_SUPPLIED RECORDS:_
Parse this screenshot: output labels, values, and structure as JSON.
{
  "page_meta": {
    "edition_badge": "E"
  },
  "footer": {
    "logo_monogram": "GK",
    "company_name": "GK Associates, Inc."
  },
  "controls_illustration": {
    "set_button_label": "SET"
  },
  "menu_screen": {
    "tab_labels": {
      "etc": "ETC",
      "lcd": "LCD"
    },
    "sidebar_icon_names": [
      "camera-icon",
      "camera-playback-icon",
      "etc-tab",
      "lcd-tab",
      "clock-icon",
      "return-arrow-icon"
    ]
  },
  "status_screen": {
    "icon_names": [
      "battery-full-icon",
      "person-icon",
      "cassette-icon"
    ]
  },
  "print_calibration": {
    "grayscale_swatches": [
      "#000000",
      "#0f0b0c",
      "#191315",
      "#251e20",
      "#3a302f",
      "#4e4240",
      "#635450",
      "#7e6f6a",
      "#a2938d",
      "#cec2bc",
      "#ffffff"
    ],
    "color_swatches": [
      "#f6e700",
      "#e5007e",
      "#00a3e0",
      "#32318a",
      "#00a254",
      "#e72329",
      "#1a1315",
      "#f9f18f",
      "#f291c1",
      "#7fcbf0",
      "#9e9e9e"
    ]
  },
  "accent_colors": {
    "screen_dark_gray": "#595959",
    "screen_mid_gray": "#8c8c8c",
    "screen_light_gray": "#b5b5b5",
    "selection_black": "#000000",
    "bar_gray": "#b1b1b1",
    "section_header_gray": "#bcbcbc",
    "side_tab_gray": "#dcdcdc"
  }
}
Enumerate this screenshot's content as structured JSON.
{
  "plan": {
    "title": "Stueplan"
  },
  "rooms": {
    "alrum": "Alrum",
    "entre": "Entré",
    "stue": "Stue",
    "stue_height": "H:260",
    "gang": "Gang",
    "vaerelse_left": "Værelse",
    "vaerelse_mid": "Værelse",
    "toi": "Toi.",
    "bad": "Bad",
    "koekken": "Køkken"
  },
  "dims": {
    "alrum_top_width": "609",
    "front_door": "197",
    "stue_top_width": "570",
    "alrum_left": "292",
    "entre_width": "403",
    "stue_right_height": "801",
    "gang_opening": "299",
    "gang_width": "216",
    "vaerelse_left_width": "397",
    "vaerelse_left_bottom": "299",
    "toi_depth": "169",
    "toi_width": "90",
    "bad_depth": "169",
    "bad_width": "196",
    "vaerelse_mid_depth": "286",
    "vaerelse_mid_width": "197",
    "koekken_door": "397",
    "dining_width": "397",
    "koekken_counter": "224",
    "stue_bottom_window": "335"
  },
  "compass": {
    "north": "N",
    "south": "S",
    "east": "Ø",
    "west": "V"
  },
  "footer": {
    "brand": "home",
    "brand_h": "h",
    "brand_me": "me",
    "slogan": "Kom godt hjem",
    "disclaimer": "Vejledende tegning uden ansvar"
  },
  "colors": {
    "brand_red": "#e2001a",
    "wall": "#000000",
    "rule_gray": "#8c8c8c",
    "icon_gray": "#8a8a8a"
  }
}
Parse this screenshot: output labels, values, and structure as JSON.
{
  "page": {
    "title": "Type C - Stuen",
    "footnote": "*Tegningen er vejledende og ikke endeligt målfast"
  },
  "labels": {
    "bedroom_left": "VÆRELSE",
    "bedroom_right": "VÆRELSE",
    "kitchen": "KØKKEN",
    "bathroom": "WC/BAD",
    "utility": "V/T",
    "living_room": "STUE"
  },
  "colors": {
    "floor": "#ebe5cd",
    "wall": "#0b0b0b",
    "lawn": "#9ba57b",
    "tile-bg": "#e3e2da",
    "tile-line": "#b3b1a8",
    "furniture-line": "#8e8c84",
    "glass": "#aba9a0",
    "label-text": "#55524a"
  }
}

_WHAT IS REQUIRED:_
Repeat the data above, word for word.

_RESULT BELOW:_
Parse this screenshot: output labels, values, and structure as JSON.
{
  "page_meta": {
    "edition_badge": "E"
  },
  "footer": {
    "logo_monogram": "GK",
    "company_name": "GK Associates, Inc."
  },
  "controls_illustration": {
    "set_button_label": "SET"
  },
  "menu_screen": {
    "tab_labels": {
      "etc": "ETC",
      "lcd": "LCD"
    },
    "sidebar_icon_names": [
      "camera-icon",
      "camera-playback-icon",
      "etc-tab",
      "lcd-tab",
      "clock-icon",
      "return-arrow-icon"
    ]
  },
  "status_screen": {
    "icon_names": [
      "battery-full-icon",
      "person-icon",
      "cassette-icon"
    ]
  },
  "print_calibration": {
    "grayscale_swatches": [
      "#000000",
      "#0f0b0c",
      "#191315",
      "#251e20",
      "#3a302f",
      "#4e4240",
      "#635450",
      "#7e6f6a",
      "#a2938d",
      "#cec2bc",
      "#ffffff"
    ],
    "color_swatches": [
      "#f6e700",
      "#e5007e",
      "#00a3e0",
      "#32318a",
      "#00a254",
      "#e72329",
      "#1a1315",
      "#f9f18f",
      "#f291c1",
      "#7fcbf0",
      "#9e9e9e"
    ]
  },
  "accent_colors": {
    "screen_dark_gray": "#595959",
    "screen_mid_gray": "#8c8c8c",
    "screen_light_gray": "#b5b5b5",
    "selection_black": "#000000",
    "bar_gray": "#b1b1b1",
    "section_header_gray": "#bcbcbc",
    "side_tab_gray": "#dcdcdc"
  }
}
Enumerate this screenshot's content as structured JSON.
{
  "plan": {
    "title": "Stueplan"
  },
  "rooms": {
    "alrum": "Alrum",
    "entre": "Entré",
    "stue": "Stue",
    "stue_height": "H:260",
    "gang": "Gang",
    "vaerelse_left": "Værelse",
    "vaerelse_mid": "Værelse",
    "toi": "Toi.",
    "bad": "Bad",
    "koekken": "Køkken"
  },
  "dims": {
    "alrum_top_width": "609",
    "front_door": "197",
    "stue_top_width": "570",
    "alrum_left": "292",
    "entre_width": "403",
    "stue_right_height": "801",
    "gang_opening": "299",
    "gang_width": "216",
    "vaerelse_left_width": "397",
    "vaerelse_left_bottom": "299",
    "toi_depth": "169",
    "toi_width": "90",
    "bad_depth": "169",
    "bad_width": "196",
    "vaerelse_mid_depth": "286",
    "vaerelse_mid_width": "197",
    "koekken_door": "397",
    "dining_width": "397",
    "koekken_counter": "224",
    "stue_bottom_window": "335"
  },
  "compass": {
    "north": "N",
    "south": "S",
    "east": "Ø",
    "west": "V"
  },
  "footer": {
    "brand": "home",
    "brand_h": "h",
    "brand_me": "me",
    "slogan": "Kom godt hjem",
    "disclaimer": "Vejledende tegning uden ansvar"
  },
  "colors": {
    "brand_red": "#e2001a",
    "wall": "#000000",
    "rule_gray": "#8c8c8c",
    "icon_gray": "#8a8a8a"
  }
}
Parse this screenshot: output labels, values, and structure as JSON.
{
  "page": {
    "title": "Type C - Stuen",
    "footnote": "*Tegningen er vejledende og ikke endeligt målfast"
  },
  "labels": {
    "bedroom_left": "VÆRELSE",
    "bedroom_right": "VÆRELSE",
    "kitchen": "KØKKEN",
    "bathroom": "WC/BAD",
    "utility": "V/T",
    "living_room": "STUE"
  },
  "colors": {
    "floor": "#ebe5cd",
    "wall": "#0b0b0b",
    "lawn": "#9ba57b",
    "tile-bg": "#e3e2da",
    "tile-line": "#b3b1a8",
    "furniture-line": "#8e8c84",
    "glass": "#aba9a0",
    "label-text": "#55524a"
  }
}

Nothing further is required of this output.